:: Dataset records ::
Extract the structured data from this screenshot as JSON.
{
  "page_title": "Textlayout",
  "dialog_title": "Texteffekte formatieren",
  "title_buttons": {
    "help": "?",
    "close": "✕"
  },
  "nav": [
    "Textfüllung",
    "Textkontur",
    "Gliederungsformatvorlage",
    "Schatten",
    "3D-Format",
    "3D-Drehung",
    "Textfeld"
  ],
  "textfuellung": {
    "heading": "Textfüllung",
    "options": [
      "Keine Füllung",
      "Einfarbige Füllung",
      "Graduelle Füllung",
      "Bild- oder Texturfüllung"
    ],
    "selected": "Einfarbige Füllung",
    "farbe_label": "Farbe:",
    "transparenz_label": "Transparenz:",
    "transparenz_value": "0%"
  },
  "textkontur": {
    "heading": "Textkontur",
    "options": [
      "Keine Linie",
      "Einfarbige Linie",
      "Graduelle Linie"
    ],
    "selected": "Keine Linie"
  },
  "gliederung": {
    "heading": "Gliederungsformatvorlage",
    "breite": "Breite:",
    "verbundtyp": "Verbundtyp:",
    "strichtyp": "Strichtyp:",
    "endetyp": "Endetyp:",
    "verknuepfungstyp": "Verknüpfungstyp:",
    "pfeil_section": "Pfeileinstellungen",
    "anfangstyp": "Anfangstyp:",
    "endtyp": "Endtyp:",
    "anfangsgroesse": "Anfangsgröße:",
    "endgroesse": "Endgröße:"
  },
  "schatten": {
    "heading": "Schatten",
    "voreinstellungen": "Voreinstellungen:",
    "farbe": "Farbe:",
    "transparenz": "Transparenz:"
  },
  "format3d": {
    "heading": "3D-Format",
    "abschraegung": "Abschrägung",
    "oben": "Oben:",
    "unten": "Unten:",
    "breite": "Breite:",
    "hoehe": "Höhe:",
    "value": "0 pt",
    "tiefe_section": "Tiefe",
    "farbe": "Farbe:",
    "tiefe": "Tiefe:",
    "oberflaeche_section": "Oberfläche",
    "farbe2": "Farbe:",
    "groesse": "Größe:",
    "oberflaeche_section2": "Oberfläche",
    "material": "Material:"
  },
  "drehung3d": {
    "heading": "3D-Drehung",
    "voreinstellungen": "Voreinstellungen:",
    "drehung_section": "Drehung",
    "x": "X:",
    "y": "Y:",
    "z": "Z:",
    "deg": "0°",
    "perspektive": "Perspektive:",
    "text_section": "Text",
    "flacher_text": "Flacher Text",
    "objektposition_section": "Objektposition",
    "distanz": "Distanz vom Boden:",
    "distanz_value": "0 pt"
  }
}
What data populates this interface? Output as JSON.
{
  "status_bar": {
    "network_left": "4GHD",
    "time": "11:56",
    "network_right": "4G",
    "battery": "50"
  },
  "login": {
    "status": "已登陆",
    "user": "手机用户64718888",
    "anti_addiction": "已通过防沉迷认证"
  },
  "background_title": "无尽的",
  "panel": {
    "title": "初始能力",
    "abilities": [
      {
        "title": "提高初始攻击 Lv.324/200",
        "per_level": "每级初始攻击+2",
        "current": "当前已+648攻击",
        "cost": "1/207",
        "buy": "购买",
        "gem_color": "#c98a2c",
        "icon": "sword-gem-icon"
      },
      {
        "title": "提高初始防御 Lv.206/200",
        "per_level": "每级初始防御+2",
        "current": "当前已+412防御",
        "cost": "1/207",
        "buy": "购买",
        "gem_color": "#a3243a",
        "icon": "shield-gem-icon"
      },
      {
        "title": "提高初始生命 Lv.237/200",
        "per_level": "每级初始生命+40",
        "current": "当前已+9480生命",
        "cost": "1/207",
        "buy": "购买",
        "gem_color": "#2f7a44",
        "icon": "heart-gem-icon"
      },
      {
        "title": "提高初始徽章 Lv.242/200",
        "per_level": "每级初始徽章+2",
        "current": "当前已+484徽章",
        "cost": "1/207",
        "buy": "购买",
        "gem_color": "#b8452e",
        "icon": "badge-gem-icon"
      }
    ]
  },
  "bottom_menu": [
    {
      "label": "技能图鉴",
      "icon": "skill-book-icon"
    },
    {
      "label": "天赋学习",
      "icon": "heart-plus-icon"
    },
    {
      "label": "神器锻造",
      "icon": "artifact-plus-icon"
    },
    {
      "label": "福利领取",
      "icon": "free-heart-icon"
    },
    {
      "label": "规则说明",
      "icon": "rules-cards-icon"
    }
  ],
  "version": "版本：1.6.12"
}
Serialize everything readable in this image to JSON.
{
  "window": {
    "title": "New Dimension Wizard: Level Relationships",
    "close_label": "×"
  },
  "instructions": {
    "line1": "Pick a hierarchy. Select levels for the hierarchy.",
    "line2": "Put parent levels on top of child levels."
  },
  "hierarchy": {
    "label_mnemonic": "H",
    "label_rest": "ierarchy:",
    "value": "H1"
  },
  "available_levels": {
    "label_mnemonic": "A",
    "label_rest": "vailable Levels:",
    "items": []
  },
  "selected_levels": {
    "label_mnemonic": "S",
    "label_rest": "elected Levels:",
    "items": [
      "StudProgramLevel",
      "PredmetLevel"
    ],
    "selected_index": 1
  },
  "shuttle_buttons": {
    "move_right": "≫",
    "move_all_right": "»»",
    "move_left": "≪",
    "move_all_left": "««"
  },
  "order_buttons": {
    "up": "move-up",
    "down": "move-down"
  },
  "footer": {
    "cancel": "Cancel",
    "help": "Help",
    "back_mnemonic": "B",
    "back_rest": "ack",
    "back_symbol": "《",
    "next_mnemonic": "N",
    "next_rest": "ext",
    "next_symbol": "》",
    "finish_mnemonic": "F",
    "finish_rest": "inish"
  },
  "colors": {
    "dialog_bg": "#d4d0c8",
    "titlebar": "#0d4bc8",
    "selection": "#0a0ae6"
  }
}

:: Written exercise ::
Everything from the line that contains "Serialize everything readable" through the end of the records must be duplicated exactly, and nothing outside that range.

:: Expected output ::
Serialize everything readable in this image to JSON.
{
  "window": {
    "title": "New Dimension Wizard: Level Relationships",
    "close_label": "×"
  },
  "instructions": {
    "line1": "Pick a hierarchy. Select levels for the hierarchy.",
    "line2": "Put parent levels on top of child levels."
  },
  "hierarchy": {
    "label_mnemonic": "H",
    "label_rest": "ierarchy:",
    "value": "H1"
  },
  "available_levels": {
    "label_mnemonic": "A",
    "label_rest": "vailable Levels:",
    "items": []
  },
  "selected_levels": {
    "label_mnemonic": "S",
    "label_rest": "elected Levels:",
    "items": [
      "StudProgramLevel",
      "PredmetLevel"
    ],
    "selected_index": 1
  },
  "shuttle_buttons": {
    "move_right": "≫",
    "move_all_right": "»»",
    "move_left": "≪",
    "move_all_left": "««"
  },
  "order_buttons": {
    "up": "move-up",
    "down": "move-down"
  },
  "footer": {
    "cancel": "Cancel",
    "help": "Help",
    "back_mnemonic": "B",
    "back_rest": "ack",
    "back_symbol": "《",
    "next_mnemonic": "N",
    "next_rest": "ext",
    "next_symbol": "》",
    "finish_mnemonic": "F",
    "finish_rest": "inish"
  },
  "colors": {
    "dialog_bg": "#d4d0c8",
    "titlebar": "#0d4bc8",
    "selection": "#0a0ae6"
  }
}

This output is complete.